* Aim *
For every line in the data below that contains "just", copy the line.
=== Provided records ===
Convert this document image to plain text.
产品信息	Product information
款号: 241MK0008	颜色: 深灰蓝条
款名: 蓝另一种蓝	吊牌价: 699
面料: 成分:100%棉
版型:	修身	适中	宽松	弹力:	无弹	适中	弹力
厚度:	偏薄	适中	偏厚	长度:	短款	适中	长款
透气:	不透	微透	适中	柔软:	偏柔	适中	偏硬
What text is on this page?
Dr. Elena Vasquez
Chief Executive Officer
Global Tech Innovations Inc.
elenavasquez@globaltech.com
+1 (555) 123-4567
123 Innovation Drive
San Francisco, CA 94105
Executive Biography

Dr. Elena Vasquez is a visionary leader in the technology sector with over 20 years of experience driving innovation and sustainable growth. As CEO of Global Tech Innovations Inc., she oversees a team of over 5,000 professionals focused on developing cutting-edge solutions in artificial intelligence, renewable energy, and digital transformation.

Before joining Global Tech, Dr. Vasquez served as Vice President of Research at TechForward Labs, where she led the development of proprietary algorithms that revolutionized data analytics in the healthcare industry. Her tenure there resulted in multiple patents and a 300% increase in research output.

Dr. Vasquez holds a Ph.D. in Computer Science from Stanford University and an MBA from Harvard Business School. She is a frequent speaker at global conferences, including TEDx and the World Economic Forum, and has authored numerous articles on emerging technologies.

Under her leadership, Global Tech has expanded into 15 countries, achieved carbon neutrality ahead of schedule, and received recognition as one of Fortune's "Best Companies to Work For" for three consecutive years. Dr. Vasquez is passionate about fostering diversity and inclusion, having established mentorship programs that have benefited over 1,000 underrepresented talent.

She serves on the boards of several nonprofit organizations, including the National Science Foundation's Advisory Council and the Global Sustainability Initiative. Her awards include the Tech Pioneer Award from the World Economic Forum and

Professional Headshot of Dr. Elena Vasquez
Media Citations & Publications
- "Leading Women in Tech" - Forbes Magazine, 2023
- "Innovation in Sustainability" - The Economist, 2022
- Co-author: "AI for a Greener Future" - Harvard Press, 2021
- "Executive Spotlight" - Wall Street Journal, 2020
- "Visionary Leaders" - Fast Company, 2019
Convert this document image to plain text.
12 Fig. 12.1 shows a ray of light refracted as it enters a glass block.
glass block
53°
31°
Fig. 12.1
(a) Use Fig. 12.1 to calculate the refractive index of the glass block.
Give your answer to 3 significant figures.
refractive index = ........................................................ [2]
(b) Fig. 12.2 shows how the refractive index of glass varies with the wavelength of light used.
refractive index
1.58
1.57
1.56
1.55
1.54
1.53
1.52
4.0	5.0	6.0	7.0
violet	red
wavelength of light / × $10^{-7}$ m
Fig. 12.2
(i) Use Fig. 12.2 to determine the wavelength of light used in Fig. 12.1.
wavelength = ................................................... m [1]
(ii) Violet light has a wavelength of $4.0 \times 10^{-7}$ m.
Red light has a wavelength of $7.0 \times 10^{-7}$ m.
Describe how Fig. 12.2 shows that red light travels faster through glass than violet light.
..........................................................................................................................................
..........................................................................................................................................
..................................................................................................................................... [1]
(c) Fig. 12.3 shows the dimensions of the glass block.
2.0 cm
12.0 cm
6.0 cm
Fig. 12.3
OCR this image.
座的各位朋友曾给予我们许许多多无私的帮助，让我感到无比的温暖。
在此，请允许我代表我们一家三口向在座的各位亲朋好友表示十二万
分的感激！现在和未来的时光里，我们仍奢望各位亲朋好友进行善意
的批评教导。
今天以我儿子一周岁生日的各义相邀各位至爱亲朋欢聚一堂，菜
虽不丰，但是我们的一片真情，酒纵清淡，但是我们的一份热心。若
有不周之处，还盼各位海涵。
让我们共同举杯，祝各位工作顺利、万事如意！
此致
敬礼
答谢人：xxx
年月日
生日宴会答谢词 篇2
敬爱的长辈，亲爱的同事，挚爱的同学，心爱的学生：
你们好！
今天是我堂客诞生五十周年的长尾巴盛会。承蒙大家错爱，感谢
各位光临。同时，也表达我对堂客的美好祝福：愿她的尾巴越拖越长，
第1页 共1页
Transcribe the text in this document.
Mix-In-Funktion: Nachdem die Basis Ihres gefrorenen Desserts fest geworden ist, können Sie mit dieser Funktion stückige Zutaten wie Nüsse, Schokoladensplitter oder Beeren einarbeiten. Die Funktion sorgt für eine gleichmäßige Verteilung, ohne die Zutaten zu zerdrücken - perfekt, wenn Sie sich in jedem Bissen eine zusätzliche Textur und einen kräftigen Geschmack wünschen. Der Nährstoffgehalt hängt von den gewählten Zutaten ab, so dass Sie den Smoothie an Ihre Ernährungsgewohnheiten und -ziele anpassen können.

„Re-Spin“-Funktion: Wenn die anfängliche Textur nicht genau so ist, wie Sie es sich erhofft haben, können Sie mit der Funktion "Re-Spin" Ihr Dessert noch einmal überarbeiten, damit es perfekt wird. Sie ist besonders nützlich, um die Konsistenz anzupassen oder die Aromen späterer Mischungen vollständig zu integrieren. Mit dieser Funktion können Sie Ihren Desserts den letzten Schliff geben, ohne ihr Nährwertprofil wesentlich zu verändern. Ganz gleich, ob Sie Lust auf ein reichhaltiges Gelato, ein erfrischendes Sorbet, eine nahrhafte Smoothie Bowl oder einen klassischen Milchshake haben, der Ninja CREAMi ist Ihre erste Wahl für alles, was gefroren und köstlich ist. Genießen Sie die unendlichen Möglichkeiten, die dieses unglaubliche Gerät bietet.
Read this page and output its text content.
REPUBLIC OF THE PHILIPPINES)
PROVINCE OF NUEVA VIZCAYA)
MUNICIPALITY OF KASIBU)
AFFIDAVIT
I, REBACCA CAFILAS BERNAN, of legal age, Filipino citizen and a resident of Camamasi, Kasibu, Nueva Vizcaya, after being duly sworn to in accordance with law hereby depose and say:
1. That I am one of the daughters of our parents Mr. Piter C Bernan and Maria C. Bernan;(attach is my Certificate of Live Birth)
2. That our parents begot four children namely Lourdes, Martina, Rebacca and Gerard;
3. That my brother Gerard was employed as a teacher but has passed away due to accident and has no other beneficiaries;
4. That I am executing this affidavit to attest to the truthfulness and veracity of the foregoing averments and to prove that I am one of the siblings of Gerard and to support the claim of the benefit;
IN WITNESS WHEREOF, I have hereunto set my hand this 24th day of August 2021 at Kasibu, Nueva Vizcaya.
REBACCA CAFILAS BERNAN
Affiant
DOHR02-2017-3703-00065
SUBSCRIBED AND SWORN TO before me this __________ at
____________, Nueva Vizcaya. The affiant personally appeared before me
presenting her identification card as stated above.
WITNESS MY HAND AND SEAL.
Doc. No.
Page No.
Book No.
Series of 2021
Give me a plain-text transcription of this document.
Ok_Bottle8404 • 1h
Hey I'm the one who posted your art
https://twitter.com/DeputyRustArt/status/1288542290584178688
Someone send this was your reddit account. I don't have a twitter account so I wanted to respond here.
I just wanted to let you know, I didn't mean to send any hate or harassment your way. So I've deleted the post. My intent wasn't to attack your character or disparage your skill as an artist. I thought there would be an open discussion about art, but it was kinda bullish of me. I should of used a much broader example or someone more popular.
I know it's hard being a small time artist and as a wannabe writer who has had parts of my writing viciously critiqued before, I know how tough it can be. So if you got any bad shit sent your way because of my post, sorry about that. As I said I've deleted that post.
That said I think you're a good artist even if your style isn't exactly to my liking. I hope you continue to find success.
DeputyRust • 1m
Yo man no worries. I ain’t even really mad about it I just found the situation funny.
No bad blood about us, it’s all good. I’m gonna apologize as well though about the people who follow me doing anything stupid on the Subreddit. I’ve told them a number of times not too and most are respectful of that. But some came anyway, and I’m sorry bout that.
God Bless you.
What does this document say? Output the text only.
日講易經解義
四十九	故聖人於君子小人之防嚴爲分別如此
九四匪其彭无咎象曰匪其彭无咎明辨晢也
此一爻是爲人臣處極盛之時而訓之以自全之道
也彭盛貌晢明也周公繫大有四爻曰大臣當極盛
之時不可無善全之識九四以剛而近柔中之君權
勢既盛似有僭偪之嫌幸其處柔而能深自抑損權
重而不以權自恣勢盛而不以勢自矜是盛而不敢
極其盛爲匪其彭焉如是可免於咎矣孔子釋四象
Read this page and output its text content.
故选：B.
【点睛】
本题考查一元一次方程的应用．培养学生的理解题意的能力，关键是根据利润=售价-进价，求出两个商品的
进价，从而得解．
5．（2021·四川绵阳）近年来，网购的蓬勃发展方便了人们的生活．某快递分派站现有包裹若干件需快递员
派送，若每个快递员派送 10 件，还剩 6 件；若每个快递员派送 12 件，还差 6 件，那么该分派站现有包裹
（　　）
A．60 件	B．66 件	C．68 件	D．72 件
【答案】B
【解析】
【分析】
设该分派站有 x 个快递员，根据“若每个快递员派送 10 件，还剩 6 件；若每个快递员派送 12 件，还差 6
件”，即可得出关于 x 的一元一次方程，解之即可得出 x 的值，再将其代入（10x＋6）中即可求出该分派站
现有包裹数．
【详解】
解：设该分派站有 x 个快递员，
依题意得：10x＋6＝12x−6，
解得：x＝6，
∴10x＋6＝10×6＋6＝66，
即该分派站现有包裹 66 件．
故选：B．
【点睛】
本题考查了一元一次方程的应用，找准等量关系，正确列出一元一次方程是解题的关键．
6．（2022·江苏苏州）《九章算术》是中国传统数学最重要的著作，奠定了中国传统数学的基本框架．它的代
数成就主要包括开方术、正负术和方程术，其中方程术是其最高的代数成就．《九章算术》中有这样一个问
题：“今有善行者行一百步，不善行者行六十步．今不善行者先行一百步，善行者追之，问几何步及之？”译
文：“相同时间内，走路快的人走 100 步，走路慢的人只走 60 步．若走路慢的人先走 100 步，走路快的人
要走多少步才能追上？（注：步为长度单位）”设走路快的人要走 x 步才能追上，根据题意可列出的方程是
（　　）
===
* Output of the exercise *
I just wanted to let you know, I didn't mean to send any hate or harassment your way. So I've deleted the post. My intent wasn't to attack your character or disparage your skill as an artist. I thought there would be an open discussion about art, but it was kinda bullish of me. I should of used a much broader example or someone more popular.
Yo man no worries. I ain’t even really mad about it I just found the situation funny.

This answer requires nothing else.